Task description
Set each record down exactly, excluding all images.

Dataset records

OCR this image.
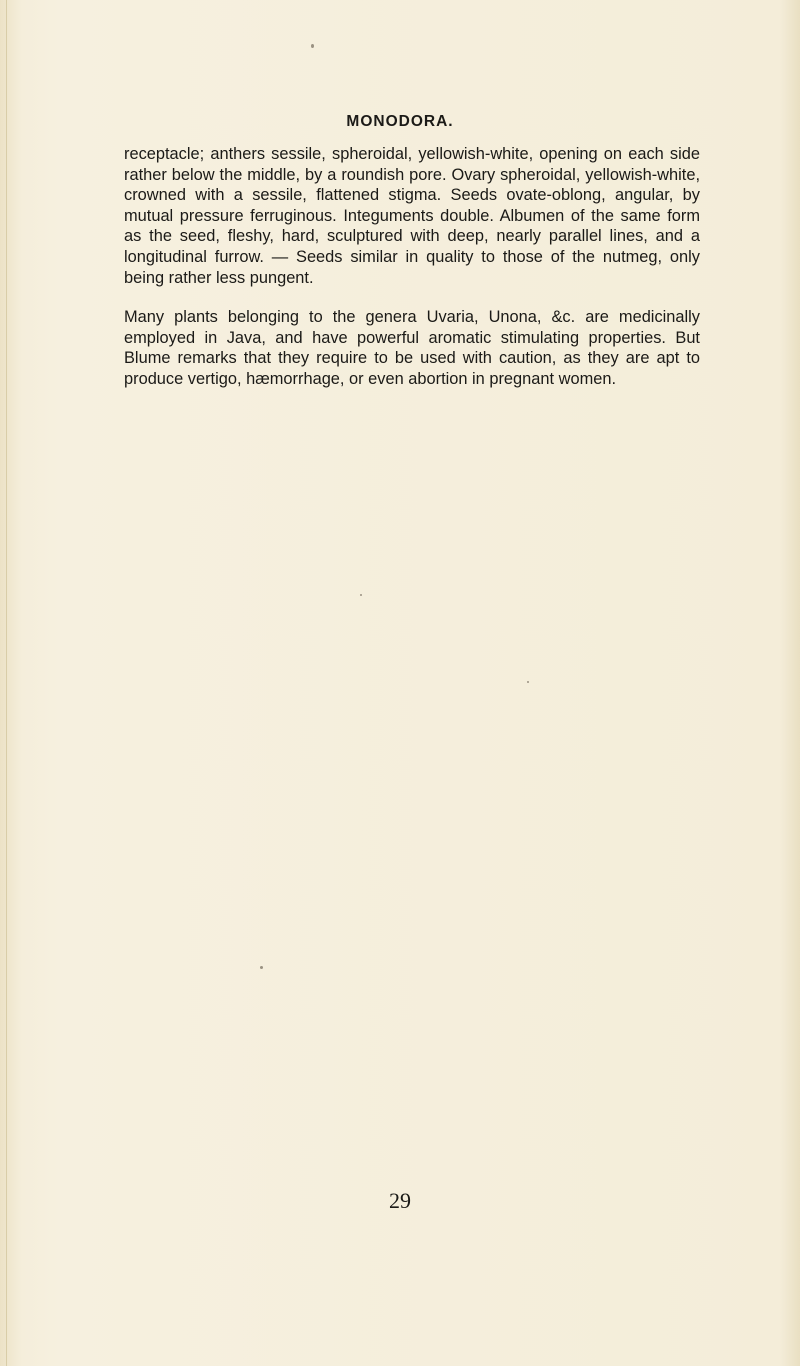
MONODORA.

receptacle; anthers sessile, spheroidal, yellowish-white, opening on each side rather below the middle, by a roundish pore. Ovary spheroidal, yellowish-white, crowned with a sessile, flattened stigma. Seeds ovate-oblong, angular, by mutual pressure ferruginous. Integuments double. Albumen of the same form as the seed, fleshy, hard, sculptured with deep, nearly parallel lines, and a longitudinal furrow. — Seeds similar in quality to those of the nutmeg, only being rather less pungent.

Many plants belonging to the genera Uvaria, Unona, &c. are medicinally employed in Java, and have powerful aromatic stimulating properties. But Blume remarks that they require to be used with caution, as they are apt to produce vertigo, hæmorrhage, or even abortion in pregnant women.

29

Written answer
OCR this image.
MONODORA.

receptacle; anthers sessile, spheroidal, yellowish-white, opening on each side rather below the middle, by a roundish pore. Ovary spheroidal, yellowish-white, crowned with a sessile, flattened stigma. Seeds ovate-oblong, angular, by mutual pressure ferruginous. Integuments double. Albumen of the same form as the seed, fleshy, hard, sculptured with deep, nearly parallel lines, and a longitudinal furrow. — Seeds similar in quality to those of the nutmeg, only being rather less pungent.

Many plants belonging to the genera Uvaria, Unona, &c. are medicinally employed in Java, and have powerful aromatic stimulating properties. But Blume remarks that they require to be used with caution, as they are apt to produce vertigo, hæmorrhage, or even abortion in pregnant women.

29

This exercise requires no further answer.